+++ Input material

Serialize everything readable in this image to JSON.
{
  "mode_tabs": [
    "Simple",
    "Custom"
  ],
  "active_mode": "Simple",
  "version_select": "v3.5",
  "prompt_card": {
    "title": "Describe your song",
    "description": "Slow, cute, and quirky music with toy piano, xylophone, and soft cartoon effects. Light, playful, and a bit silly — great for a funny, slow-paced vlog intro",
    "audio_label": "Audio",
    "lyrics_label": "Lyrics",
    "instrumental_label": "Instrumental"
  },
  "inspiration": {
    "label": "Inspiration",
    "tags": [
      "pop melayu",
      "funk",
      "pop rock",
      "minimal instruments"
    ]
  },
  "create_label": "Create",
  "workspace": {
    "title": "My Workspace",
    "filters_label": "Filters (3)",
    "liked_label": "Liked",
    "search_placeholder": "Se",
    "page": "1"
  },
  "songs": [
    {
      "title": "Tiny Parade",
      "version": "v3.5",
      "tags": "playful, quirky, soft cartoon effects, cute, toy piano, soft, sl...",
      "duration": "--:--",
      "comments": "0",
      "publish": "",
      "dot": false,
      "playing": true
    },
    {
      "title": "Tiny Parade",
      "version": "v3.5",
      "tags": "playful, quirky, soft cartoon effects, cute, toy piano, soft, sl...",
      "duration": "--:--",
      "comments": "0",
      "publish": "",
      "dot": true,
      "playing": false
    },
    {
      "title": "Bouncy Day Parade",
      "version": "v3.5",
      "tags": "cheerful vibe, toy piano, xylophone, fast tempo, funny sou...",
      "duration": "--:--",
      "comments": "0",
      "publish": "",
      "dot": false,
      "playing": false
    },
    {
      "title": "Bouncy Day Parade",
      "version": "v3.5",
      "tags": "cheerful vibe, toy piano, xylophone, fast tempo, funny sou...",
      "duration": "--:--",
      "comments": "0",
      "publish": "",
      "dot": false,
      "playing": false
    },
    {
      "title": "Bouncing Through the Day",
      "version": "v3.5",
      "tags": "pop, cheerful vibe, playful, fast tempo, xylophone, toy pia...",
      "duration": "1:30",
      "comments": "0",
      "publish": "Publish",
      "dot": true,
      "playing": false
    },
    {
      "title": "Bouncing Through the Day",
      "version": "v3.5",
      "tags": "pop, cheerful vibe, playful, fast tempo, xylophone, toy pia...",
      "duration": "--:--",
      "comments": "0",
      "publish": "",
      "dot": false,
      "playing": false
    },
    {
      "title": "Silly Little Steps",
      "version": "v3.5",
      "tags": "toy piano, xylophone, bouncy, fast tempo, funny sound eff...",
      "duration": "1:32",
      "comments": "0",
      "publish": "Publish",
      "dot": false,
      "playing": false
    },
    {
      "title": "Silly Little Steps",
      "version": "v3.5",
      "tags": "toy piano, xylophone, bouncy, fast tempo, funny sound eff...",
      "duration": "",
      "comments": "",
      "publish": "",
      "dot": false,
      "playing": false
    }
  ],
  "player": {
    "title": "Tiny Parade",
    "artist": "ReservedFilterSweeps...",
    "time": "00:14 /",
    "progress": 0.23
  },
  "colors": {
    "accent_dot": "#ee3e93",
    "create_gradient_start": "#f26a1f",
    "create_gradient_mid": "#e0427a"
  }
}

++++++

*Problem to solve*: Repeat the material in full, exactly as it stands.

*Output of the task*:
Serialize everything readable in this image to JSON.
{
  "mode_tabs": [
    "Simple",
    "Custom"
  ],
  "active_mode": "Simple",
  "version_select": "v3.5",
  "prompt_card": {
    "title": "Describe your song",
    "description": "Slow, cute, and quirky music with toy piano, xylophone, and soft cartoon effects. Light, playful, and a bit silly — great for a funny, slow-paced vlog intro",
    "audio_label": "Audio",
    "lyrics_label": "Lyrics",
    "instrumental_label": "Instrumental"
  },
  "inspiration": {
    "label": "Inspiration",
    "tags": [
      "pop melayu",
      "funk",
      "pop rock",
      "minimal instruments"
    ]
  },
  "create_label": "Create",
  "workspace": {
    "title": "My Workspace",
    "filters_label": "Filters (3)",
    "liked_label": "Liked",
    "search_placeholder": "Se",
    "page": "1"
  },
  "songs": [
    {
      "title": "Tiny Parade",
      "version": "v3.5",
      "tags": "playful, quirky, soft cartoon effects, cute, toy piano, soft, sl...",
      "duration": "--:--",
      "comments": "0",
      "publish": "",
      "dot": false,
      "playing": true
    },
    {
      "title": "Tiny Parade",
      "version": "v3.5",
      "tags": "playful, quirky, soft cartoon effects, cute, toy piano, soft, sl...",
      "duration": "--:--",
      "comments": "0",
      "publish": "",
      "dot": true,
      "playing": false
    },
    {
      "title": "Bouncy Day Parade",
      "version": "v3.5",
      "tags": "cheerful vibe, toy piano, xylophone, fast tempo, funny sou...",
      "duration": "--:--",
      "comments": "0",
      "publish": "",
      "dot": false,
      "playing": false
    },
    {
      "title": "Bouncy Day Parade",
      "version": "v3.5",
      "tags": "cheerful vibe, toy piano, xylophone, fast tempo, funny sou...",
      "duration": "--:--",
      "comments": "0",
      "publish": "",
      "dot": false,
      "playing": false
    },
    {
      "title": "Bouncing Through the Day",
      "version": "v3.5",
      "tags": "pop, cheerful vibe, playful, fast tempo, xylophone, toy pia...",
      "duration": "1:30",
      "comments": "0",
      "publish": "Publish",
      "dot": true,
      "playing": false
    },
    {
      "title": "Bouncing Through the Day",
      "version": "v3.5",
      "tags": "pop, cheerful vibe, playful, fast tempo, xylophone, toy pia...",
      "duration": "--:--",
      "comments": "0",
      "publish": "",
      "dot": false,
      "playing": false
    },
    {
      "title": "Silly Little Steps",
      "version": "v3.5",
      "tags": "toy piano, xylophone, bouncy, fast tempo, funny sound eff...",
      "duration": "1:32",
      "comments": "0",
      "publish": "Publish",
      "dot": false,
      "playing": false
    },
    {
      "title": "Silly Little Steps",
      "version": "v3.5",
      "tags": "toy piano, xylophone, bouncy, fast tempo, funny sound eff...",
      "duration": "",
      "comments": "",
      "publish": "",
      "dot": false,
      "playing": false
    }
  ],
  "player": {
    "title": "Tiny Parade",
    "artist": "ReservedFilterSweeps...",
    "time": "00:14 /",
    "progress": 0.23
  },
  "colors": {
    "accent_dot": "#ee3e93",
    "create_gradient_start": "#f26a1f",
    "create_gradient_mid": "#e0427a"
  }
}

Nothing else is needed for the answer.